Leave out the pictures and transcribe the rest of the records exactly.

— START Records supplied —

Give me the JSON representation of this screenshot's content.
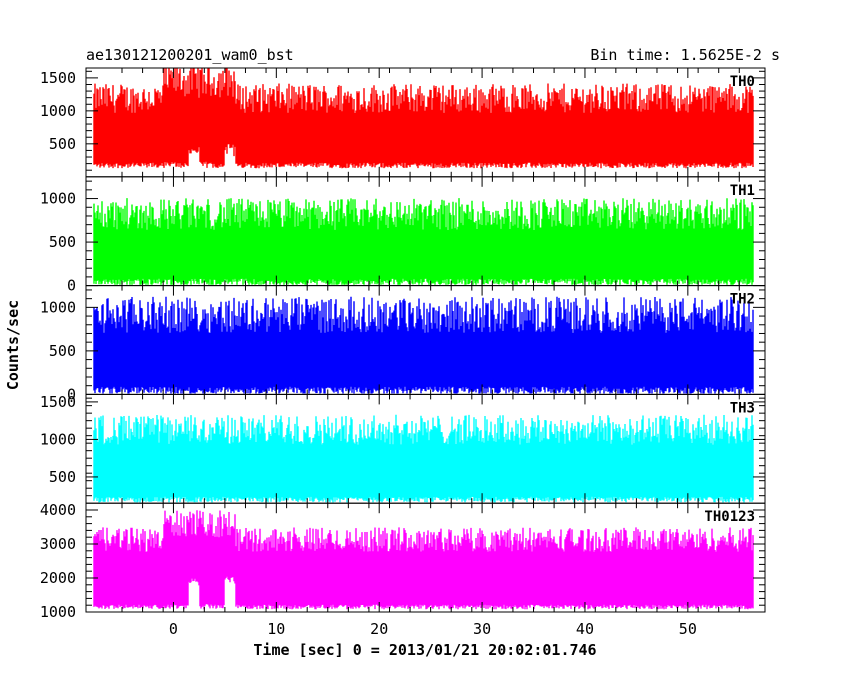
{
  "header": {
    "left_title": "ae130121200201_wam0_bst",
    "right_title": "Bin time: 1.5625E-2 s"
  },
  "chart_data": {
    "type": "line",
    "title": "ae130121200201_wam0_bst",
    "subtitle": "Bin time: 1.5625E-2 s",
    "xlabel": "Time [sec] 0 = 2013/01/21 20:02:01.746",
    "ylabel": "Counts/sec",
    "xlim": [
      -8.5,
      57.5
    ],
    "x_ticks": [
      0,
      10,
      20,
      30,
      40,
      50
    ],
    "x_tick_labels": [
      "0",
      "10",
      "20",
      "30",
      "40",
      "50"
    ],
    "data_x_range": [
      -7.7,
      56.3
    ],
    "bin_time_s": 0.015625,
    "panels": [
      {
        "name": "TH0",
        "color": "#ff0000",
        "ylim": [
          0,
          1650
        ],
        "y_ticks": [
          500,
          1000,
          1500
        ],
        "y_tick_labels": [
          "500",
          "1000",
          "1500"
        ],
        "baseline": 800,
        "noise": 280,
        "min_level": 130,
        "max_level": 1650,
        "features": [
          {
            "x_start": -1,
            "x_end": 6,
            "baseline": 1000,
            "noise": 330
          },
          {
            "x_start": 1.5,
            "x_end": 2.5,
            "floor": 350
          },
          {
            "x_start": 5,
            "x_end": 6,
            "floor": 400
          }
        ]
      },
      {
        "name": "TH1",
        "color": "#00ff00",
        "ylim": [
          0,
          1250
        ],
        "y_ticks": [
          0,
          500,
          1000
        ],
        "y_tick_labels": [
          "0",
          "500",
          "1000"
        ],
        "baseline": 500,
        "noise": 230,
        "min_level": 10,
        "max_level": 1250,
        "features": []
      },
      {
        "name": "TH2",
        "color": "#0000ff",
        "ylim": [
          0,
          1250
        ],
        "y_ticks": [
          0,
          500,
          1000
        ],
        "y_tick_labels": [
          "0",
          "500",
          "1000"
        ],
        "baseline": 550,
        "noise": 260,
        "min_level": 10,
        "max_level": 1250,
        "features": []
      },
      {
        "name": "TH3",
        "color": "#00ffff",
        "ylim": [
          150,
          1600
        ],
        "y_ticks": [
          500,
          1000,
          1500
        ],
        "y_tick_labels": [
          "500",
          "1000",
          "1500"
        ],
        "baseline": 780,
        "noise": 250,
        "min_level": 160,
        "max_level": 1600,
        "features": []
      },
      {
        "name": "TH0123",
        "color": "#ff00ff",
        "ylim": [
          1000,
          4200
        ],
        "y_ticks": [
          1000,
          2000,
          3000,
          4000
        ],
        "y_tick_labels": [
          "1000",
          "2000",
          "3000",
          "4000"
        ],
        "baseline": 2500,
        "noise": 450,
        "min_level": 1080,
        "max_level": 4150,
        "features": [
          {
            "x_start": -1,
            "x_end": 6,
            "baseline": 2900,
            "noise": 500
          },
          {
            "x_start": 1.5,
            "x_end": 2.5,
            "floor": 1850
          },
          {
            "x_start": 5,
            "x_end": 6,
            "floor": 1950
          }
        ]
      }
    ]
  }
}
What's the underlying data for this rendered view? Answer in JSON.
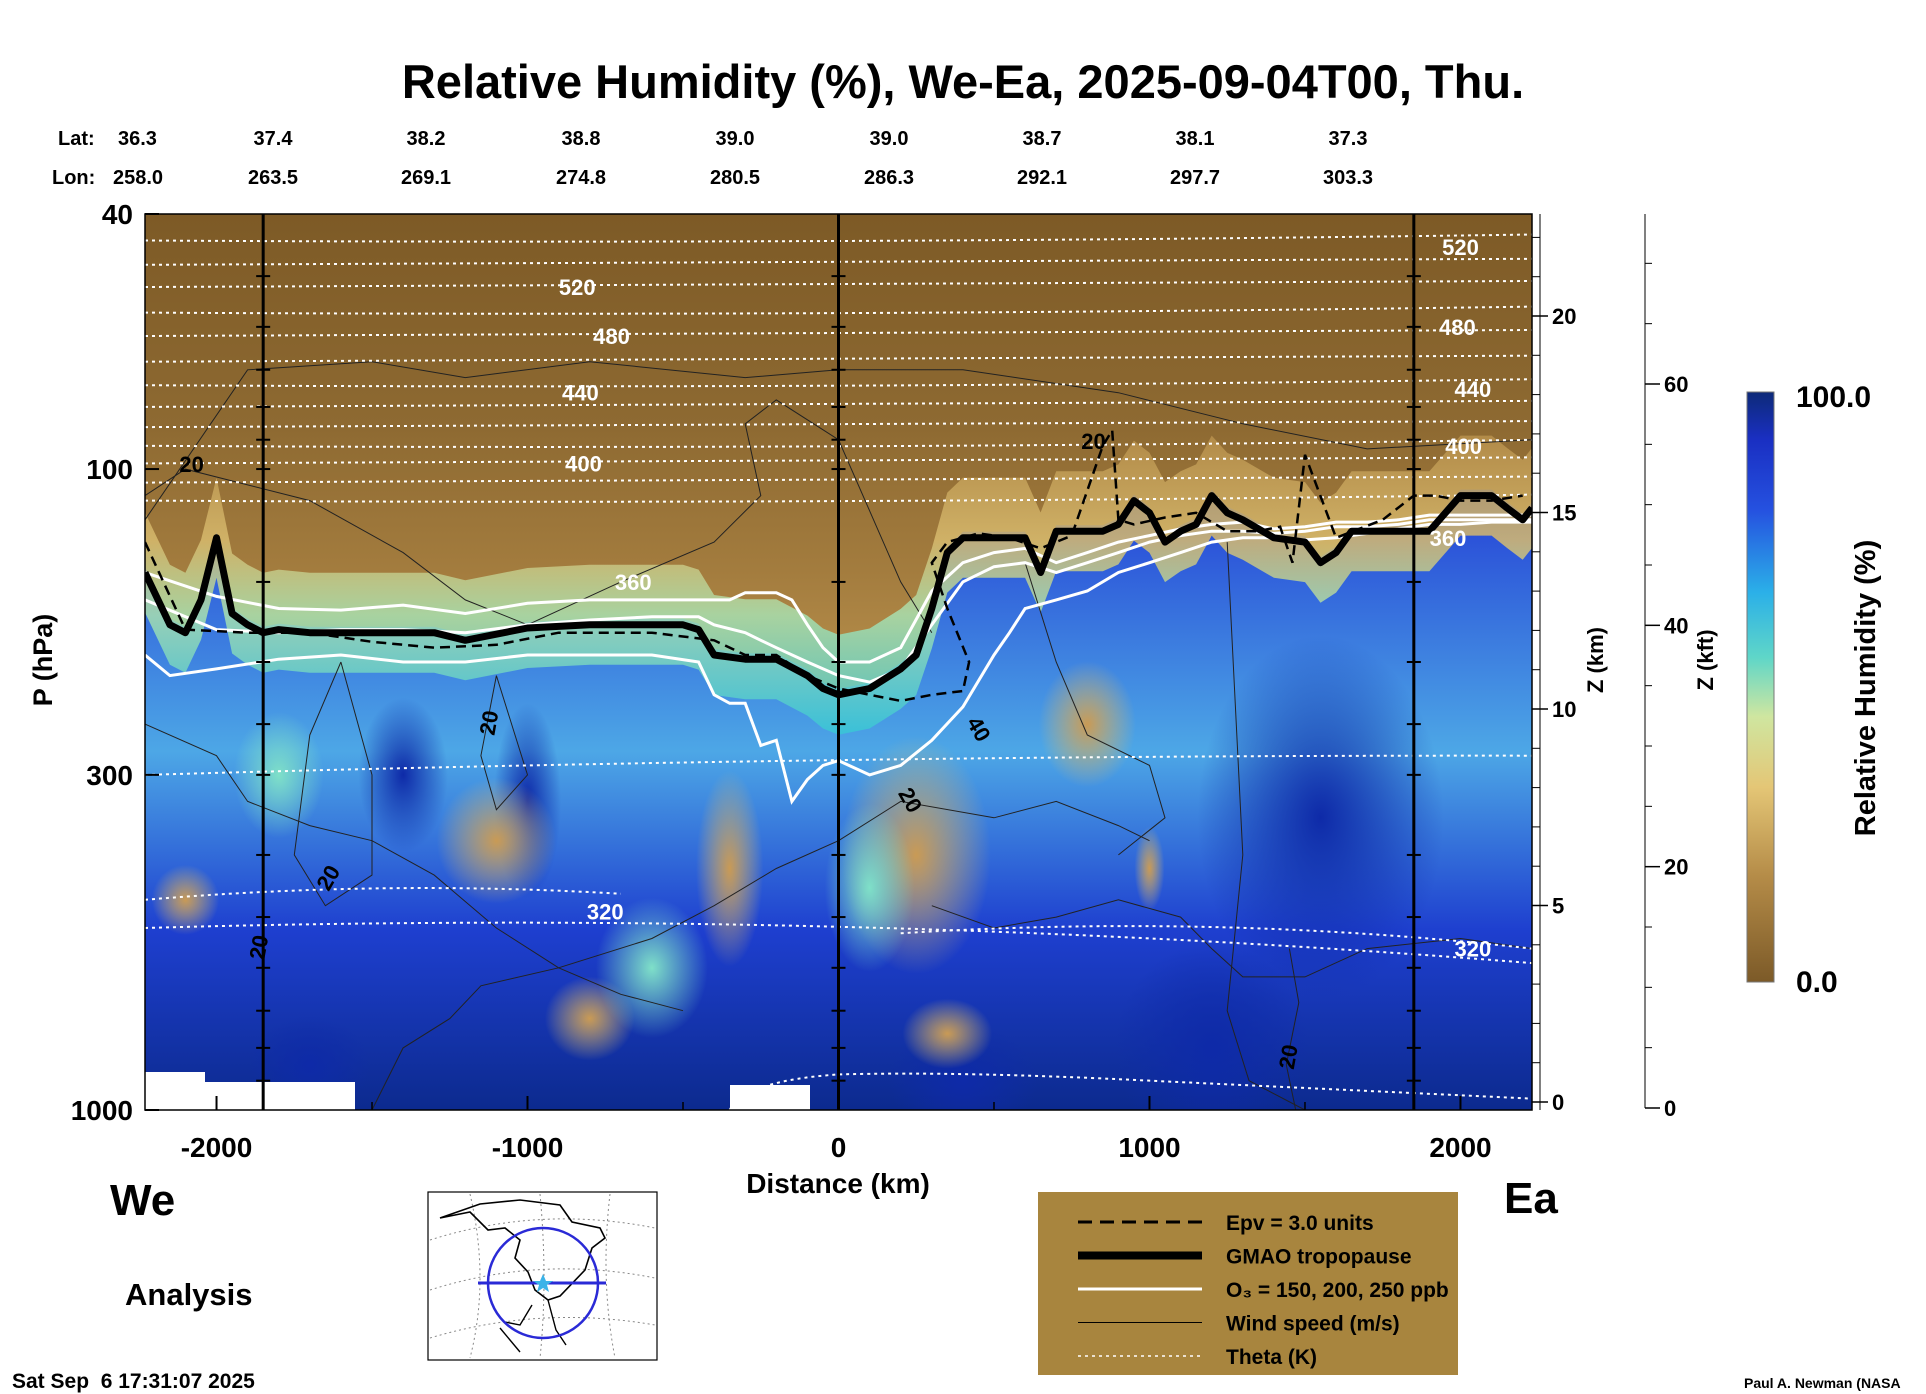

— END Records supplied —

**The solution**
Give me the JSON representation of this screenshot's content.
{
  "header": {
    "left_title": "ae130121200201_wam0_bst",
    "right_title": "Bin time: 1.5625E-2 s"
  },
  "chart_data": {
    "type": "line",
    "title": "ae130121200201_wam0_bst",
    "subtitle": "Bin time: 1.5625E-2 s",
    "xlabel": "Time [sec] 0 = 2013/01/21 20:02:01.746",
    "ylabel": "Counts/sec",
    "xlim": [
      -8.5,
      57.5
    ],
    "x_ticks": [
      0,
      10,
      20,
      30,
      40,
      50
    ],
    "x_tick_labels": [
      "0",
      "10",
      "20",
      "30",
      "40",
      "50"
    ],
    "data_x_range": [
      -7.7,
      56.3
    ],
    "bin_time_s": 0.015625,
    "panels": [
      {
        "name": "TH0",
        "color": "#ff0000",
        "ylim": [
          0,
          1650
        ],
        "y_ticks": [
          500,
          1000,
          1500
        ],
        "y_tick_labels": [
          "500",
          "1000",
          "1500"
        ],
        "baseline": 800,
        "noise": 280,
        "min_level": 130,
        "max_level": 1650,
        "features": [
          {
            "x_start": -1,
            "x_end": 6,
            "baseline": 1000,
            "noise": 330
          },
          {
            "x_start": 1.5,
            "x_end": 2.5,
            "floor": 350
          },
          {
            "x_start": 5,
            "x_end": 6,
            "floor": 400
          }
        ]
      },
      {
        "name": "TH1",
        "color": "#00ff00",
        "ylim": [
          0,
          1250
        ],
        "y_ticks": [
          0,
          500,
          1000
        ],
        "y_tick_labels": [
          "0",
          "500",
          "1000"
        ],
        "baseline": 500,
        "noise": 230,
        "min_level": 10,
        "max_level": 1250,
        "features": []
      },
      {
        "name": "TH2",
        "color": "#0000ff",
        "ylim": [
          0,
          1250
        ],
        "y_ticks": [
          0,
          500,
          1000
        ],
        "y_tick_labels": [
          "0",
          "500",
          "1000"
        ],
        "baseline": 550,
        "noise": 260,
        "min_level": 10,
        "max_level": 1250,
        "features": []
      },
      {
        "name": "TH3",
        "color": "#00ffff",
        "ylim": [
          150,
          1600
        ],
        "y_ticks": [
          500,
          1000,
          1500
        ],
        "y_tick_labels": [
          "500",
          "1000",
          "1500"
        ],
        "baseline": 780,
        "noise": 250,
        "min_level": 160,
        "max_level": 1600,
        "features": []
      },
      {
        "name": "TH0123",
        "color": "#ff00ff",
        "ylim": [
          1000,
          4200
        ],
        "y_ticks": [
          1000,
          2000,
          3000,
          4000
        ],
        "y_tick_labels": [
          "1000",
          "2000",
          "3000",
          "4000"
        ],
        "baseline": 2500,
        "noise": 450,
        "min_level": 1080,
        "max_level": 4150,
        "features": [
          {
            "x_start": -1,
            "x_end": 6,
            "baseline": 2900,
            "noise": 500
          },
          {
            "x_start": 1.5,
            "x_end": 2.5,
            "floor": 1850
          },
          {
            "x_start": 5,
            "x_end": 6,
            "floor": 1950
          }
        ]
      }
    ]
  }
}
What's the underlying data for this rendered view? Answer in JSON.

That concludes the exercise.